>>

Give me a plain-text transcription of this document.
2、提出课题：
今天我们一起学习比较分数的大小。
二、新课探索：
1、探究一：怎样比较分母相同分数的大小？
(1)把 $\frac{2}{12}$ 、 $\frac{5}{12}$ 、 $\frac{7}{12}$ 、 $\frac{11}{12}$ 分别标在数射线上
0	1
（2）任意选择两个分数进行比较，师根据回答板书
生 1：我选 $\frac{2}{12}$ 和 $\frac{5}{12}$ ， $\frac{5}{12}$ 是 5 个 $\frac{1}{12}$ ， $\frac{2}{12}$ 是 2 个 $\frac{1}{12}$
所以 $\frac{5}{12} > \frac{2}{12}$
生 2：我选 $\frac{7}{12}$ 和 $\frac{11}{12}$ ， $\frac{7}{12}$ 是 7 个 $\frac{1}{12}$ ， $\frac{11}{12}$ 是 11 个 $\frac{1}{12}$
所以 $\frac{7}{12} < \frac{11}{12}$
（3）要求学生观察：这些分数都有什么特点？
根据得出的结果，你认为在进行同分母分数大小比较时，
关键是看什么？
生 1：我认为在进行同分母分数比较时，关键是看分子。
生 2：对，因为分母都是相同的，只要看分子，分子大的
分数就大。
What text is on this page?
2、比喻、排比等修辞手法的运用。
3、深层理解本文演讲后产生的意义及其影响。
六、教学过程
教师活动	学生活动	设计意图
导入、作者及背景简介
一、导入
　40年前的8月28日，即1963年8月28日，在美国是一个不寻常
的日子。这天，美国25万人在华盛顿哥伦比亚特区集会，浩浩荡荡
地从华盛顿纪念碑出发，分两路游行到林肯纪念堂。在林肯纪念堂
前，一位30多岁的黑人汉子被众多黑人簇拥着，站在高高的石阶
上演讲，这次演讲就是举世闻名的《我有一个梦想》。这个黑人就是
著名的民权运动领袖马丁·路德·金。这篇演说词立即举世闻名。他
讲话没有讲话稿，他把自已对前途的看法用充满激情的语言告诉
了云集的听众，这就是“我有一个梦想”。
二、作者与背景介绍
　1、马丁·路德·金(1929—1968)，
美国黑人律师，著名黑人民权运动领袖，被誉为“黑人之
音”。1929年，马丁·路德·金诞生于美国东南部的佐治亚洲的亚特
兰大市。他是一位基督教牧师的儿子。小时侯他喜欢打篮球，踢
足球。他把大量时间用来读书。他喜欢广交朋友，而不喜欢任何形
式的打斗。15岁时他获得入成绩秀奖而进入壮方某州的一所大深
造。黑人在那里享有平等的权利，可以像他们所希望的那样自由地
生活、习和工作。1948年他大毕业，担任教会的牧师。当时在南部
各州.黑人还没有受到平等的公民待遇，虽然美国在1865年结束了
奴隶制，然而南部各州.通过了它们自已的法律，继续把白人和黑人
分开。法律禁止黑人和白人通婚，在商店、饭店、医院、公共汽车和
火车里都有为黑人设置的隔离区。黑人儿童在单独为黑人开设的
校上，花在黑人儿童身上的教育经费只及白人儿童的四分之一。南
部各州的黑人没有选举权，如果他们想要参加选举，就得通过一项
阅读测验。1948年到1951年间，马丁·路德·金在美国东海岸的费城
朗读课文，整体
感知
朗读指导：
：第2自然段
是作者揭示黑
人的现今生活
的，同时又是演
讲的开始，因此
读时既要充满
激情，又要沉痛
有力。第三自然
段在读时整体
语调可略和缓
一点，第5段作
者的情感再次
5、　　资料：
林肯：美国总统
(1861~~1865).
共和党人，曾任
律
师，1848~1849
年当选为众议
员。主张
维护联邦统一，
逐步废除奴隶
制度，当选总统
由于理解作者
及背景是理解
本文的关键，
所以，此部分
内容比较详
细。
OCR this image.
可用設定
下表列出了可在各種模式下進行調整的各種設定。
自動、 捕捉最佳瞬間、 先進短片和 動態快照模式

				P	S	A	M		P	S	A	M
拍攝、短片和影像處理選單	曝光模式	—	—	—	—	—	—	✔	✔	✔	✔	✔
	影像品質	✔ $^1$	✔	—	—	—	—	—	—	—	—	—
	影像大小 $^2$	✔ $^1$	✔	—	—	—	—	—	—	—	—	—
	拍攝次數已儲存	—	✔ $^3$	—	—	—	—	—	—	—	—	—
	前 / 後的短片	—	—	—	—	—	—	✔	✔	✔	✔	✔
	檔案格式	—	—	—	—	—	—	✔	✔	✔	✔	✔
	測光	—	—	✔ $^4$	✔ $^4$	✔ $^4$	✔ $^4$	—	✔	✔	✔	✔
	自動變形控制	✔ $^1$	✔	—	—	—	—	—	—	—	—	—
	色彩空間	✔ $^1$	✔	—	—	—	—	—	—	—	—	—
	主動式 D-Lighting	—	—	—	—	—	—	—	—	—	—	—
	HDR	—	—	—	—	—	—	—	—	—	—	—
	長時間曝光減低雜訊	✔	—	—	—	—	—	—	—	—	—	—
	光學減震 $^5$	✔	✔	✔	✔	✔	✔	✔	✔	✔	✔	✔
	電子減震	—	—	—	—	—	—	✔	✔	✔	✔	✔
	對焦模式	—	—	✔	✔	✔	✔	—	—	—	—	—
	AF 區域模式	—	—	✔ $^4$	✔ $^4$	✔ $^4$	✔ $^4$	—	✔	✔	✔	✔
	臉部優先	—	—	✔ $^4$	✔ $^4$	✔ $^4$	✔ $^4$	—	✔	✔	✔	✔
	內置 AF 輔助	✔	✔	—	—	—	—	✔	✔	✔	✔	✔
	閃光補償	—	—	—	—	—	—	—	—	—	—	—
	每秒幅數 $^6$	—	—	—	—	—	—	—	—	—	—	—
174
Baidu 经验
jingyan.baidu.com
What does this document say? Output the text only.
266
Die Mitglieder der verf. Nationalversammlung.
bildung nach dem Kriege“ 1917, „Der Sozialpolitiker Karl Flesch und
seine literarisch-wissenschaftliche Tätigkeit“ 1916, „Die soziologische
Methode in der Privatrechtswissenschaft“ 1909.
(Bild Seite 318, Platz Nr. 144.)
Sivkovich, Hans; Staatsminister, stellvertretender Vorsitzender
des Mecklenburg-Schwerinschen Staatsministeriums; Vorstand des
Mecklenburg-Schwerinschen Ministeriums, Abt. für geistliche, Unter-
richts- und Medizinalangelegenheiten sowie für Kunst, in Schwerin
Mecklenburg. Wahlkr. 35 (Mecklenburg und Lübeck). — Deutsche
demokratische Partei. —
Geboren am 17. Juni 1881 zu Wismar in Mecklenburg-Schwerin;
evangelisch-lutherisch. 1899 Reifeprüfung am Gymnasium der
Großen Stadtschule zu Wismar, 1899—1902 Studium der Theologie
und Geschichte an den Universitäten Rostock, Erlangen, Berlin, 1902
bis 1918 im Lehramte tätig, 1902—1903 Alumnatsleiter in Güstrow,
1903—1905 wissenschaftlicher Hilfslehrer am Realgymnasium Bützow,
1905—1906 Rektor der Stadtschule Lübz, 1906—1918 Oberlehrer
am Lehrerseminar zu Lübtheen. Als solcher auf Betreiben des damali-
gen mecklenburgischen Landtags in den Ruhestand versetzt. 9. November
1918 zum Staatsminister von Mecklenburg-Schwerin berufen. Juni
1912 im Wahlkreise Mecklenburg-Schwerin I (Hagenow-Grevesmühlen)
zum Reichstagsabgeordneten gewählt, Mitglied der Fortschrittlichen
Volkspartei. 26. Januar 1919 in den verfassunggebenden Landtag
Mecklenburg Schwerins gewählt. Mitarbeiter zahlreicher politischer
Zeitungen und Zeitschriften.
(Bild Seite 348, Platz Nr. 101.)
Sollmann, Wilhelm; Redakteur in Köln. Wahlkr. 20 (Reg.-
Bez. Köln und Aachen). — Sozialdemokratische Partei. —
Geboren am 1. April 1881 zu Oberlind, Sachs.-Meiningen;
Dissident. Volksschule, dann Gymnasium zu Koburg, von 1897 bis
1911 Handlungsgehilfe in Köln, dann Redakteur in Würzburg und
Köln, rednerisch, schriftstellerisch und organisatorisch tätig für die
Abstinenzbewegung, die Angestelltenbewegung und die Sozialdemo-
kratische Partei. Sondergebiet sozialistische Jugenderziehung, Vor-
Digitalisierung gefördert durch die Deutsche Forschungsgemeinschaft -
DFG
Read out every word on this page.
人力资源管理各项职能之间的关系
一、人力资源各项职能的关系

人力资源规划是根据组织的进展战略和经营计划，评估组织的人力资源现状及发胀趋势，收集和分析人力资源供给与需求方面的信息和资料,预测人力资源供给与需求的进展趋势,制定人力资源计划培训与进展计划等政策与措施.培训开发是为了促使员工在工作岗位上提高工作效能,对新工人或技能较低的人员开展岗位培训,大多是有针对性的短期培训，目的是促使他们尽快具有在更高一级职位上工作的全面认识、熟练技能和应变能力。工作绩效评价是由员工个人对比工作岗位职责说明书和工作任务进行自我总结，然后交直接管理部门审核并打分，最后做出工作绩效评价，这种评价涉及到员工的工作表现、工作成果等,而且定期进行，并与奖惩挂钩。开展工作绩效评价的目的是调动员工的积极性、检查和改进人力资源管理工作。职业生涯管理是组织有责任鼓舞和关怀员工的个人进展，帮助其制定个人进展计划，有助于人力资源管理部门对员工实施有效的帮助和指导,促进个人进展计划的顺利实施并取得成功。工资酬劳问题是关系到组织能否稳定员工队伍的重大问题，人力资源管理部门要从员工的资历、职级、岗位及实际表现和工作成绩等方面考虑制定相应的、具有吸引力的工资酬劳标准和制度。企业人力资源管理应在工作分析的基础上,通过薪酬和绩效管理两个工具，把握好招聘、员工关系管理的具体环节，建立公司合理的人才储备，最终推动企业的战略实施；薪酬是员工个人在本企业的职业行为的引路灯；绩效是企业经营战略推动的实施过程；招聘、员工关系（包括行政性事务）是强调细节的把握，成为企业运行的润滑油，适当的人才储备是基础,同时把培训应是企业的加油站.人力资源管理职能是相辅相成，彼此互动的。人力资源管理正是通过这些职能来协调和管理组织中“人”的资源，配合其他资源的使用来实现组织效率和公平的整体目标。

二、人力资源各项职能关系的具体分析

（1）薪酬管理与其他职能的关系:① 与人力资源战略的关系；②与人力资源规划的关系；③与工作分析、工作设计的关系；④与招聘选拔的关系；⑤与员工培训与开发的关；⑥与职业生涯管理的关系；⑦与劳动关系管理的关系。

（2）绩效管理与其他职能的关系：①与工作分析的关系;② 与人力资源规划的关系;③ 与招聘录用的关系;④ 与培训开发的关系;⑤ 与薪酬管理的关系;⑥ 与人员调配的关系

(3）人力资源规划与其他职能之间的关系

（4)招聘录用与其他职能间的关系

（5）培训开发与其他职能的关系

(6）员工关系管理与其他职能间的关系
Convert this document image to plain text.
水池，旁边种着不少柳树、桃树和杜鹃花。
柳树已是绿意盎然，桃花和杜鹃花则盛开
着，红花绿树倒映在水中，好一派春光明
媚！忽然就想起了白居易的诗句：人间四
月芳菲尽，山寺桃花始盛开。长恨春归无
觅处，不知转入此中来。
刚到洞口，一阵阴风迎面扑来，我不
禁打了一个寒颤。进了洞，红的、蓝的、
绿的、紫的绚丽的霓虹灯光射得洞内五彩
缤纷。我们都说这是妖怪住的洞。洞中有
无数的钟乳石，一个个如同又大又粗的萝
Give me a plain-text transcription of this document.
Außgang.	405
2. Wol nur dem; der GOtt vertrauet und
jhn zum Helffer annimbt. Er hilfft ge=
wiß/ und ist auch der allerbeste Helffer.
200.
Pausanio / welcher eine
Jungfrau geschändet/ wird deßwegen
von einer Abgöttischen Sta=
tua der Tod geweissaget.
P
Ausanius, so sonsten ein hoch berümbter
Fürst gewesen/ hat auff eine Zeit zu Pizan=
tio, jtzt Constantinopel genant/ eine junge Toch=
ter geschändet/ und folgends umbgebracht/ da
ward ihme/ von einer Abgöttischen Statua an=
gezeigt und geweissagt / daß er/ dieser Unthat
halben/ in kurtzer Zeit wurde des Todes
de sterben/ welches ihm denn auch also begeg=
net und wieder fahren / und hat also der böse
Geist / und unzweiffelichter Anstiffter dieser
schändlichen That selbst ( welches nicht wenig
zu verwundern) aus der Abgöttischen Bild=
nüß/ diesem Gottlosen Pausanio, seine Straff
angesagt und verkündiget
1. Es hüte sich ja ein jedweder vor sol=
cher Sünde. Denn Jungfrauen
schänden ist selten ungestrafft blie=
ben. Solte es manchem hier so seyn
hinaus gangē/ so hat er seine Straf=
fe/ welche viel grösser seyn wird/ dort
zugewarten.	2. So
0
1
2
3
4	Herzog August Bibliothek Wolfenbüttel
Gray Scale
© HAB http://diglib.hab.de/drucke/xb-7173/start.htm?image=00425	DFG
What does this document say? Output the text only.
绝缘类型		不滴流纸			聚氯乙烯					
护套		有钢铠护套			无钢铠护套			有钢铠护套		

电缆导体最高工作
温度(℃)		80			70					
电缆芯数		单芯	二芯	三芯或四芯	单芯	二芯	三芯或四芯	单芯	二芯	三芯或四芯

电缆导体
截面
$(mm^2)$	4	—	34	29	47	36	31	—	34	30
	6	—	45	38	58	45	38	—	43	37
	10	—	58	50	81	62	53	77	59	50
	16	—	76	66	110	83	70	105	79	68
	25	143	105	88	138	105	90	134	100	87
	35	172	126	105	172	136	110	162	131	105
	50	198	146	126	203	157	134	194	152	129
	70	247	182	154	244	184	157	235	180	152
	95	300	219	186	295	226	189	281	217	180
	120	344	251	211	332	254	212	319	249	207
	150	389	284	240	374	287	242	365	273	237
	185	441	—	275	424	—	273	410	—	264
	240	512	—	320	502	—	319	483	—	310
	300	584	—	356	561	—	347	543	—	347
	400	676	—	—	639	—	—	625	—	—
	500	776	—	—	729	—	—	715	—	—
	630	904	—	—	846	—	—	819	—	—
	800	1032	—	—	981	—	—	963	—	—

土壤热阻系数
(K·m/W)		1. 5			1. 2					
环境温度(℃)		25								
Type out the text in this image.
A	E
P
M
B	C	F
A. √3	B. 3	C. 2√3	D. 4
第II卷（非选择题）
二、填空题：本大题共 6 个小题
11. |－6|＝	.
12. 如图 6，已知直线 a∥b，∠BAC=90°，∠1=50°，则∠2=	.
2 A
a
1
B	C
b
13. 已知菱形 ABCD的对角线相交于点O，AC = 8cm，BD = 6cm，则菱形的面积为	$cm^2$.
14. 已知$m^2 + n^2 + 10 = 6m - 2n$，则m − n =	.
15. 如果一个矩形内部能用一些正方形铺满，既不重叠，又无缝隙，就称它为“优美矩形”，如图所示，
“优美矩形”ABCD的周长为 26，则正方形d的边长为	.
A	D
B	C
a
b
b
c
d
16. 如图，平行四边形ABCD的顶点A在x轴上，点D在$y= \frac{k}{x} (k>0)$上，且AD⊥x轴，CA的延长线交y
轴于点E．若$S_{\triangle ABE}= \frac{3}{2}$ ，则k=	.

<<

[WHAT IS NEEDED] Copy all lines of the listing above that contain the string "image".

[SOLUTION TO THE EXERCISE]
OCR this image.
Convert this document image to plain text.
© HAB http://diglib.hab.de/drucke/xb-7173/start.htm?image=00425	DFG
Type out the text in this image.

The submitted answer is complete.